** Task directions **
Find the lines holding the word "help" and collect them.
*** Records ***
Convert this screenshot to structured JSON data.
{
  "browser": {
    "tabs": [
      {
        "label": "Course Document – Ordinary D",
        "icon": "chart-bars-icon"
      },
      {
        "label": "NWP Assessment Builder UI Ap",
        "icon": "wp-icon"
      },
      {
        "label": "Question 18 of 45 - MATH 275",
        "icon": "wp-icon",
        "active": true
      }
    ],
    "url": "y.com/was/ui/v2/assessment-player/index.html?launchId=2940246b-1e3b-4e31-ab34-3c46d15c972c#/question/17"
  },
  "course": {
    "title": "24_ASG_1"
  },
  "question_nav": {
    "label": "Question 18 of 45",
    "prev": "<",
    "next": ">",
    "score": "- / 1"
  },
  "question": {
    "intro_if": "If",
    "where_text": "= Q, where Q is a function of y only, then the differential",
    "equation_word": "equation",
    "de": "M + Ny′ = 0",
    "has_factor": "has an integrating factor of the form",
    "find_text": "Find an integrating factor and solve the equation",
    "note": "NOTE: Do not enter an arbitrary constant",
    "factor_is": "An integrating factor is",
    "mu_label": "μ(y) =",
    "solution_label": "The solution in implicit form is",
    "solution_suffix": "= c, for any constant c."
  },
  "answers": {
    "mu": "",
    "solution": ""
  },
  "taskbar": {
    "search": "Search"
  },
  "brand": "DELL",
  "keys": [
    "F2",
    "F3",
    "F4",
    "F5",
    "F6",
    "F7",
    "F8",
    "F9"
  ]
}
***
*** Records ***
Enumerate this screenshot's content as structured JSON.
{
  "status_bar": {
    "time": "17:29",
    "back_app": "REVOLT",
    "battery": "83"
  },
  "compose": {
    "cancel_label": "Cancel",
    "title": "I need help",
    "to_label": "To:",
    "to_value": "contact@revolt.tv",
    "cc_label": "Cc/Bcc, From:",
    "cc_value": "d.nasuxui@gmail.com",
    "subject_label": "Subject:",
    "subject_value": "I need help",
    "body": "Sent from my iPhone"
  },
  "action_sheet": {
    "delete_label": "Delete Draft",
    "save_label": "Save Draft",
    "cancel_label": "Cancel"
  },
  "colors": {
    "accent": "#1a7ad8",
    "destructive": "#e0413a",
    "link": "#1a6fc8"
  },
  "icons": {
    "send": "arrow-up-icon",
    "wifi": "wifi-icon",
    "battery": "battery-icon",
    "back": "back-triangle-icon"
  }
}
***
*** Records ***
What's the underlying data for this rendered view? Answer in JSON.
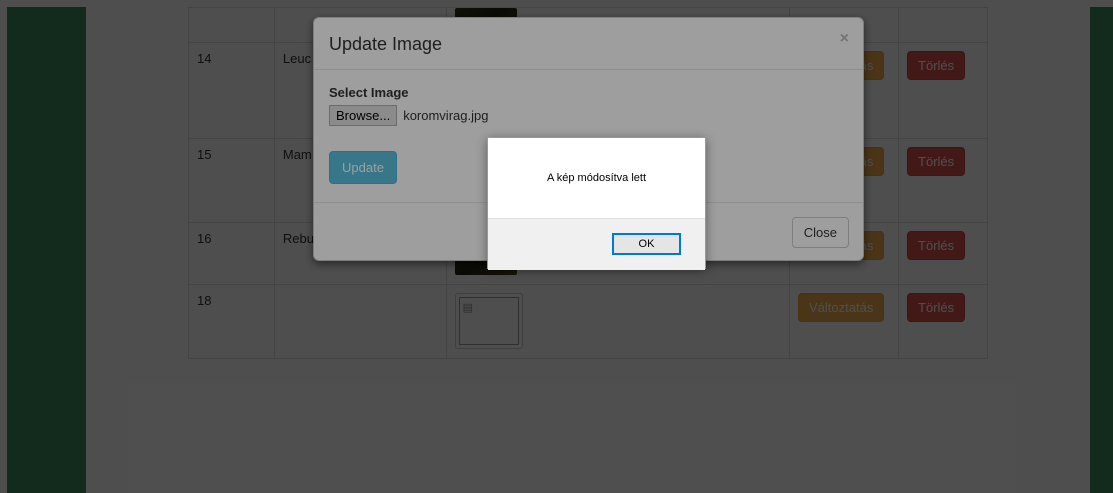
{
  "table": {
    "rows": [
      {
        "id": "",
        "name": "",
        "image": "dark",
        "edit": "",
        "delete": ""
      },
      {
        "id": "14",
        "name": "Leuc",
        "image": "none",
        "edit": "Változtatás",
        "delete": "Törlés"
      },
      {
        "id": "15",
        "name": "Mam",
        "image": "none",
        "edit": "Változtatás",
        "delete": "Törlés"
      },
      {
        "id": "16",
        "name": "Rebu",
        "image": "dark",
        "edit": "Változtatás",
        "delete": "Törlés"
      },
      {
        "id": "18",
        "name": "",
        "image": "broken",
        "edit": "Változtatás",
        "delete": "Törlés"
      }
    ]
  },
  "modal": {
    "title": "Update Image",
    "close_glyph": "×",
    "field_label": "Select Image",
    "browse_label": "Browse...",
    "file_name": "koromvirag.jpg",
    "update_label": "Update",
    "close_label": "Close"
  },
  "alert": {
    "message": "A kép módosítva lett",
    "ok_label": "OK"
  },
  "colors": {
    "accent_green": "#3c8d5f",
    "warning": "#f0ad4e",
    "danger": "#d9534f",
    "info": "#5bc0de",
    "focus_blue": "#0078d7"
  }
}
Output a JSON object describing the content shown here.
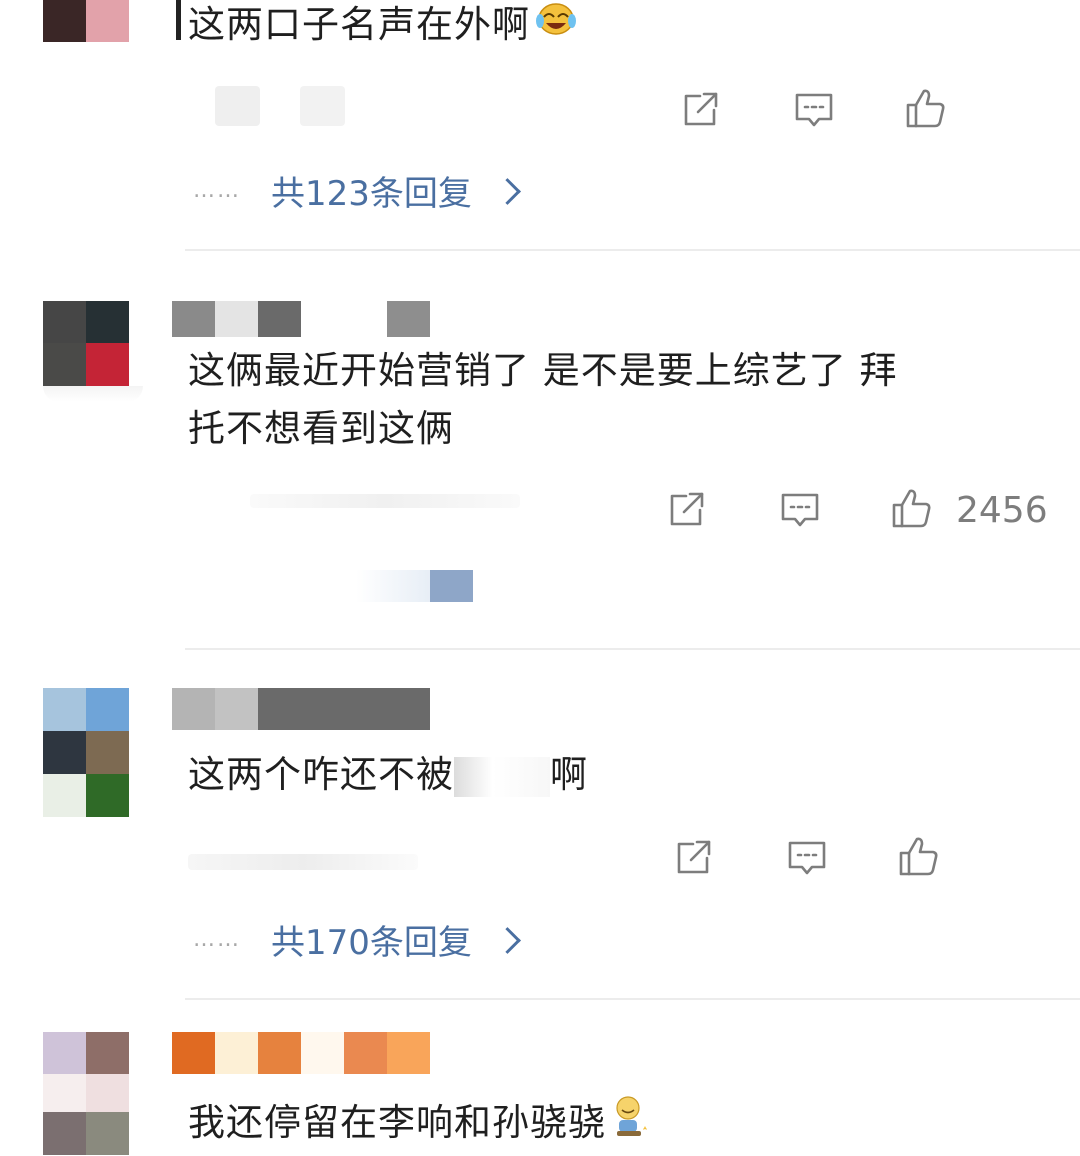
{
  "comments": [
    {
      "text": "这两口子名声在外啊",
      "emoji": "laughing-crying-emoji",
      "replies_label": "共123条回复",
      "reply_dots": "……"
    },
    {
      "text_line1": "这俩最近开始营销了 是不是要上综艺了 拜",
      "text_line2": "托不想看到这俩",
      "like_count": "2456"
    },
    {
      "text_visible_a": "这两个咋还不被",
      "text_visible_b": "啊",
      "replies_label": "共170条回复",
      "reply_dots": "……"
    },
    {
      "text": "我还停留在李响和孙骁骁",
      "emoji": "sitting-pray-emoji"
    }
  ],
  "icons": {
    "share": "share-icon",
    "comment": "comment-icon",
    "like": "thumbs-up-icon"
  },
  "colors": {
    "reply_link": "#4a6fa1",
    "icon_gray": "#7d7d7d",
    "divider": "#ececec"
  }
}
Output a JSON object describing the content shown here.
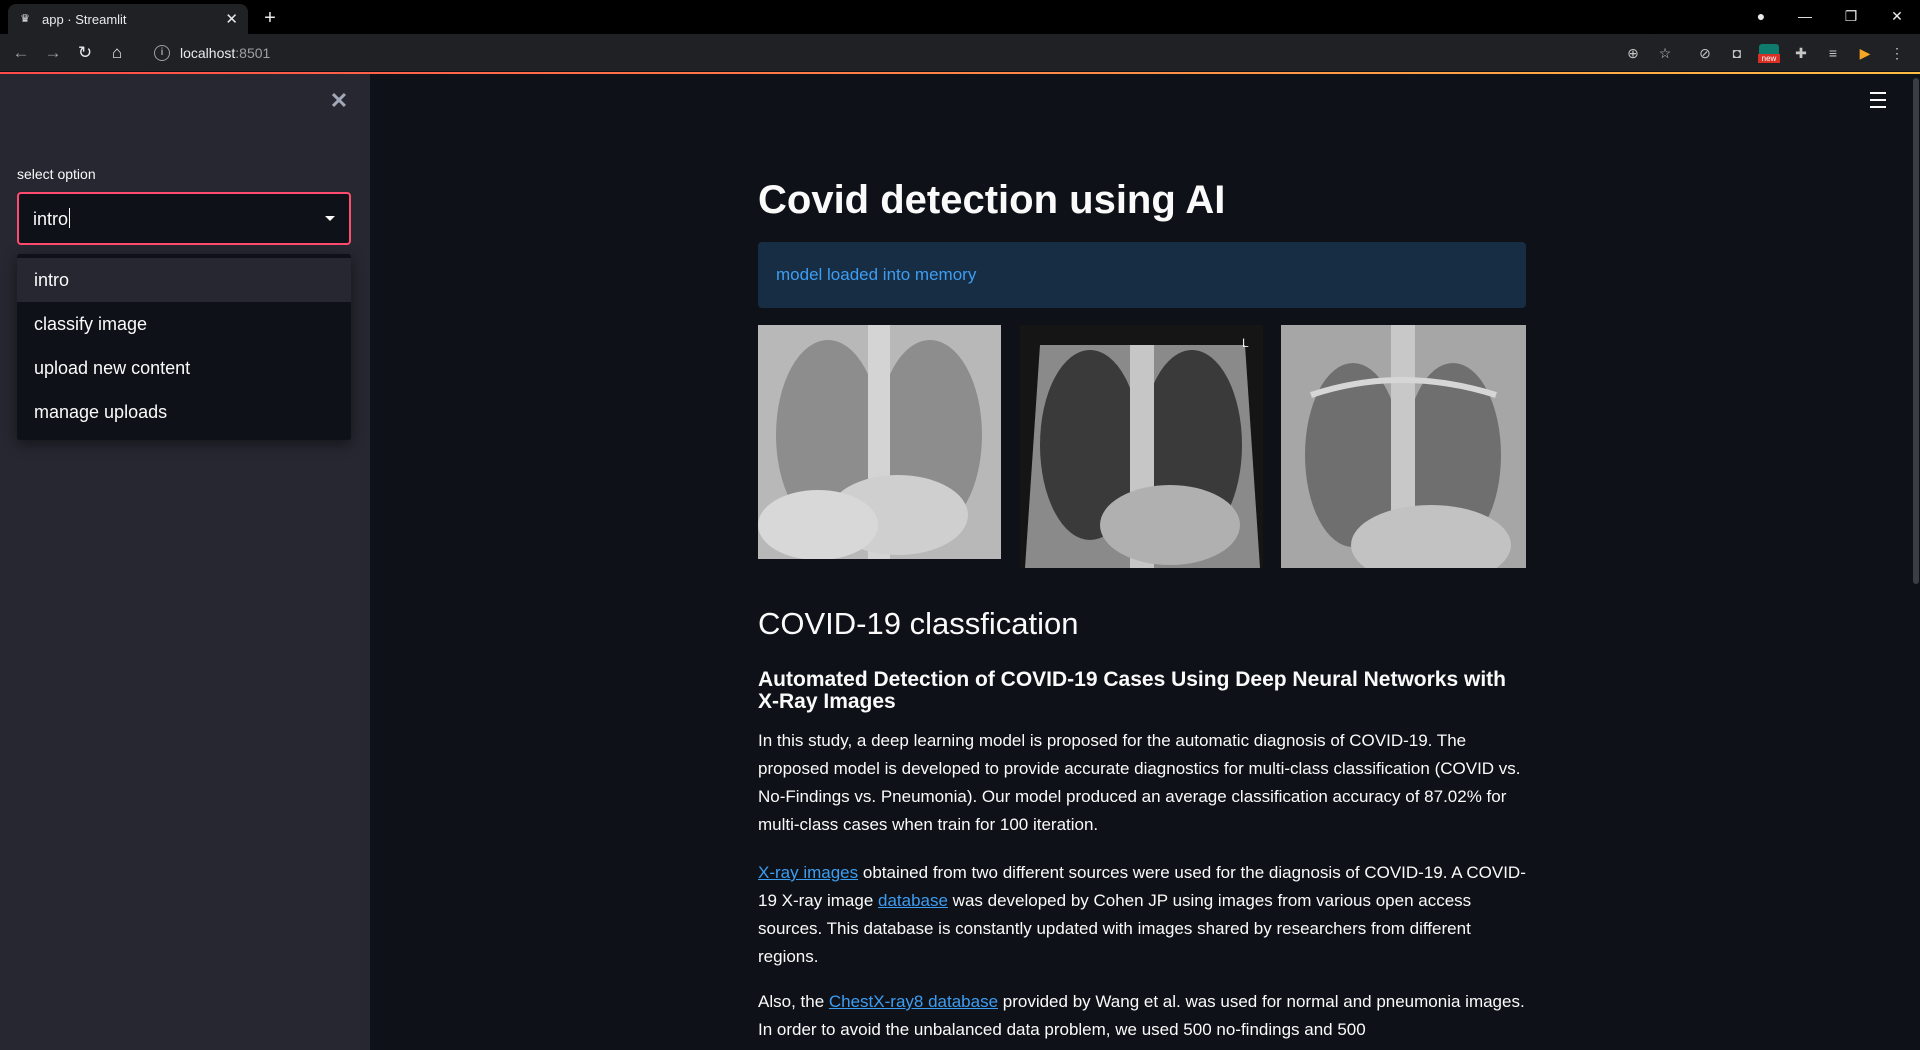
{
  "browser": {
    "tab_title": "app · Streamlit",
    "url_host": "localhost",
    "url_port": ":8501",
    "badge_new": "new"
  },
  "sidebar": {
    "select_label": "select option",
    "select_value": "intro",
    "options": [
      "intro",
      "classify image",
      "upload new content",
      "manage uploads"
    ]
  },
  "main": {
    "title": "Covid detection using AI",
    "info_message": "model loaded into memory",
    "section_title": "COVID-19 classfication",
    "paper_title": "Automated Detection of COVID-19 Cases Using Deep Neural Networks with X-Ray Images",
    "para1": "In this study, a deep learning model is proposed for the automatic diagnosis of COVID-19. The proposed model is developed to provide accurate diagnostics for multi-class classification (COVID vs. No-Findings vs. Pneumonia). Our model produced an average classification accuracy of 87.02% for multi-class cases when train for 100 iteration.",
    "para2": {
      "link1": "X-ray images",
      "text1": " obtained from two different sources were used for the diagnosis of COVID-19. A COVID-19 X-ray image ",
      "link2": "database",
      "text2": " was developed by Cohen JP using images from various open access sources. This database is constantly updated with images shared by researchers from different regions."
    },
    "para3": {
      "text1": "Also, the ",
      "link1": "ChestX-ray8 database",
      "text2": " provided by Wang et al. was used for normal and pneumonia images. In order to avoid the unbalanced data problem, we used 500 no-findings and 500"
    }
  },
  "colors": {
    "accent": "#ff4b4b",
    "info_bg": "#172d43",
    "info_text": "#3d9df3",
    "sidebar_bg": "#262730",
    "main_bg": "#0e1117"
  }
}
***
** Solution for this exercise **
    "title": "I need help",
    "subject_value": "I need help",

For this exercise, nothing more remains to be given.